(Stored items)
•••
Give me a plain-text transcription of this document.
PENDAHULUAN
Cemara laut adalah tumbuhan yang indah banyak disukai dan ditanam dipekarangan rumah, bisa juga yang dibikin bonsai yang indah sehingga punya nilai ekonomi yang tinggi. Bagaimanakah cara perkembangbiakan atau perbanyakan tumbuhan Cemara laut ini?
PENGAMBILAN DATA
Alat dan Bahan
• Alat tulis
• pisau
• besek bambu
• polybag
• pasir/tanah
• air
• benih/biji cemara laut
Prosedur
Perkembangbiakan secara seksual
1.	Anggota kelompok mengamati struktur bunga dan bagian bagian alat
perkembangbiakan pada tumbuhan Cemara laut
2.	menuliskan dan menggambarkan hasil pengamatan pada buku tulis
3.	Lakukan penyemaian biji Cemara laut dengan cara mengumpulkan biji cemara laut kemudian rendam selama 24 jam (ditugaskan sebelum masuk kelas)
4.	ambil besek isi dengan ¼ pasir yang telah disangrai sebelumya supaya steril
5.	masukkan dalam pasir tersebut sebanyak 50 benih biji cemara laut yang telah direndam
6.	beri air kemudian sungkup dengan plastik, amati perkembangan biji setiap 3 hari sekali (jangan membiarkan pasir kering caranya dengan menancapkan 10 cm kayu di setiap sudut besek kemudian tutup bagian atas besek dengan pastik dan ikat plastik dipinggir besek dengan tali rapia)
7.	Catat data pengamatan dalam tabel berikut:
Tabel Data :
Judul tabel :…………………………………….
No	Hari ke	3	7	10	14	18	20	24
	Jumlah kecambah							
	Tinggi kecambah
•••
(What is asked):
Go through the data and gather every line that holds "pasir".

(Final result):
• pasir/tanah
4.	ambil besek isi dengan ¼ pasir yang telah disangrai sebelumya supaya steril
5.	masukkan dalam pasir tersebut sebanyak 50 benih biji cemara laut yang telah direndam
6.	beri air kemudian sungkup dengan plastik, amati perkembangan biji setiap 3 hari sekali (jangan membiarkan pasir kering caranya dengan menancapkan 10 cm kayu di setiap sudut besek kemudian tutup bagian atas besek dengan pastik dan ikat plastik dipinggir besek dengan tali rapia)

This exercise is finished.